[Information shown]
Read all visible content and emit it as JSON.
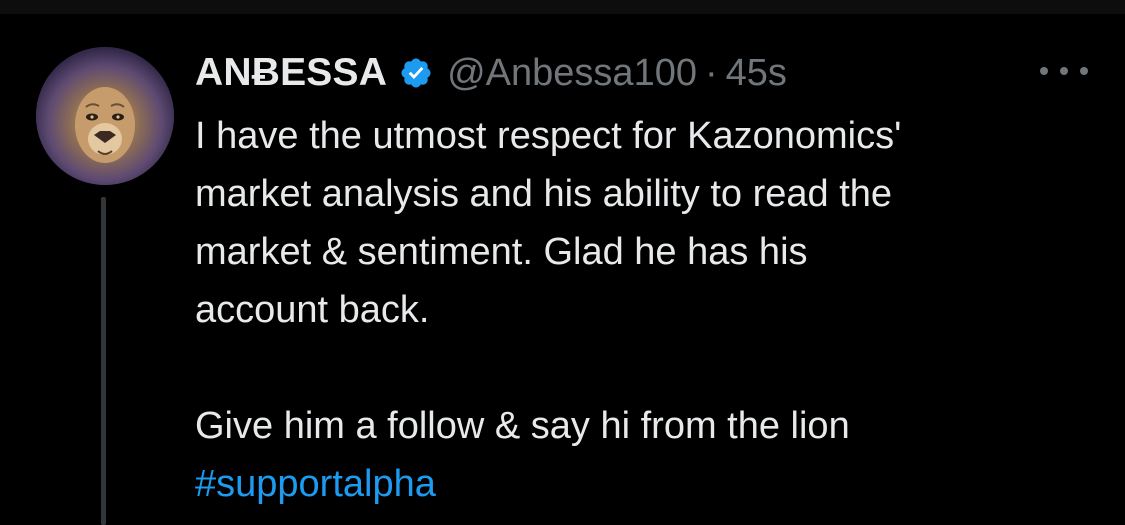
{
  "tweet": {
    "display_name": "ANɃESSA",
    "handle": "@Anbessa100",
    "separator": "·",
    "time": "45s",
    "lines": [
      "I have the utmost respect for Kazonomics'",
      "market analysis and his ability to read the",
      "market & sentiment. Glad he has his",
      "account back."
    ],
    "line2": "Give him a follow & say hi from the lion",
    "hashtag": "#supportalpha"
  },
  "icons": {
    "verified": "verified-badge-icon",
    "more": "more-options-icon",
    "avatar": "lion-avatar"
  },
  "colors": {
    "background": "#000000",
    "text": "#e7e9ea",
    "muted": "#71767b",
    "accent": "#1d9bf0",
    "thread_line": "#333639"
  }
}
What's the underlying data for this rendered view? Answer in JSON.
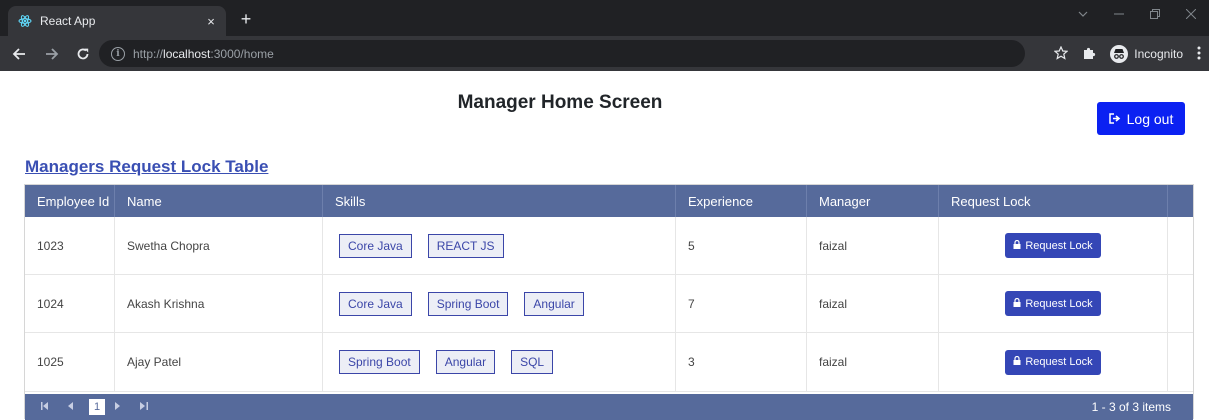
{
  "browser": {
    "tab_title": "React App",
    "tab_close": "×",
    "new_tab": "+",
    "url_prefix": "http://",
    "url_host": "localhost",
    "url_rest": ":3000/home",
    "incognito_label": "Incognito"
  },
  "page": {
    "title": "Manager Home Screen",
    "logout_label": "Log out",
    "section_title": "Managers Request Lock Table"
  },
  "table": {
    "columns": [
      "Employee Id",
      "Name",
      "Skills",
      "Experience",
      "Manager",
      "Request Lock"
    ],
    "rows": [
      {
        "id": "1023",
        "name": "Swetha Chopra",
        "skills": [
          "Core Java",
          "REACT JS"
        ],
        "experience": "5",
        "manager": "faizal",
        "action": "Request Lock"
      },
      {
        "id": "1024",
        "name": "Akash Krishna",
        "skills": [
          "Core Java",
          "Spring Boot",
          "Angular"
        ],
        "experience": "7",
        "manager": "faizal",
        "action": "Request Lock"
      },
      {
        "id": "1025",
        "name": "Ajay Patel",
        "skills": [
          "Spring Boot",
          "Angular",
          "SQL"
        ],
        "experience": "3",
        "manager": "faizal",
        "action": "Request Lock"
      }
    ]
  },
  "pager": {
    "current_page": "1",
    "info": "1 - 3 of 3 items"
  },
  "colors": {
    "header_bg": "#566a9b",
    "logout_bg": "#0b21f2",
    "request_btn_bg": "#3446b6",
    "skill_border": "#3b46a8",
    "link": "#3a4fb3"
  },
  "icons": {
    "favicon": "react-icon",
    "back": "arrow-left-icon",
    "forward": "arrow-right-icon",
    "reload": "reload-icon",
    "info": "info-icon",
    "star": "star-icon",
    "extensions": "puzzle-icon",
    "menu": "kebab-menu-icon",
    "logout": "sign-out-icon",
    "lock": "lock-icon"
  }
}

[What you should do] Write out each line of the data exactly; the images should be left out.

[Written reply]
Read all visible content and emit it as JSON.
{
  "tweet": {
    "display_name": "ANɃESSA",
    "handle": "@Anbessa100",
    "separator": "·",
    "time": "45s",
    "lines": [
      "I have the utmost respect for Kazonomics'",
      "market analysis and his ability to read the",
      "market & sentiment. Glad he has his",
      "account back."
    ],
    "line2": "Give him a follow & say hi from the lion",
    "hashtag": "#supportalpha"
  },
  "icons": {
    "verified": "verified-badge-icon",
    "more": "more-options-icon",
    "avatar": "lion-avatar"
  },
  "colors": {
    "background": "#000000",
    "text": "#e7e9ea",
    "muted": "#71767b",
    "accent": "#1d9bf0",
    "thread_line": "#333639"
  }
}
What's the underlying data for this rendered view? Answer in JSON.
{
  "browser": {
    "tab_title": "React App",
    "tab_close": "×",
    "new_tab": "+",
    "url_prefix": "http://",
    "url_host": "localhost",
    "url_rest": ":3000/home",
    "incognito_label": "Incognito"
  },
  "page": {
    "title": "Manager Home Screen",
    "logout_label": "Log out",
    "section_title": "Managers Request Lock Table"
  },
  "table": {
    "columns": [
      "Employee Id",
      "Name",
      "Skills",
      "Experience",
      "Manager",
      "Request Lock"
    ],
    "rows": [
      {
        "id": "1023",
        "name": "Swetha Chopra",
        "skills": [
          "Core Java",
          "REACT JS"
        ],
        "experience": "5",
        "manager": "faizal",
        "action": "Request Lock"
      },
      {
        "id": "1024",
        "name": "Akash Krishna",
        "skills": [
          "Core Java",
          "Spring Boot",
          "Angular"
        ],
        "experience": "7",
        "manager": "faizal",
        "action": "Request Lock"
      },
      {
        "id": "1025",
        "name": "Ajay Patel",
        "skills": [
          "Spring Boot",
          "Angular",
          "SQL"
        ],
        "experience": "3",
        "manager": "faizal",
        "action": "Request Lock"
      }
    ]
  },
  "pager": {
    "current_page": "1",
    "info": "1 - 3 of 3 items"
  },
  "colors": {
    "header_bg": "#566a9b",
    "logout_bg": "#0b21f2",
    "request_btn_bg": "#3446b6",
    "skill_border": "#3b46a8",
    "link": "#3a4fb3"
  },
  "icons": {
    "favicon": "react-icon",
    "back": "arrow-left-icon",
    "forward": "arrow-right-icon",
    "reload": "reload-icon",
    "info": "info-icon",
    "star": "star-icon",
    "extensions": "puzzle-icon",
    "menu": "kebab-menu-icon",
    "logout": "sign-out-icon",
    "lock": "lock-icon"
  }
}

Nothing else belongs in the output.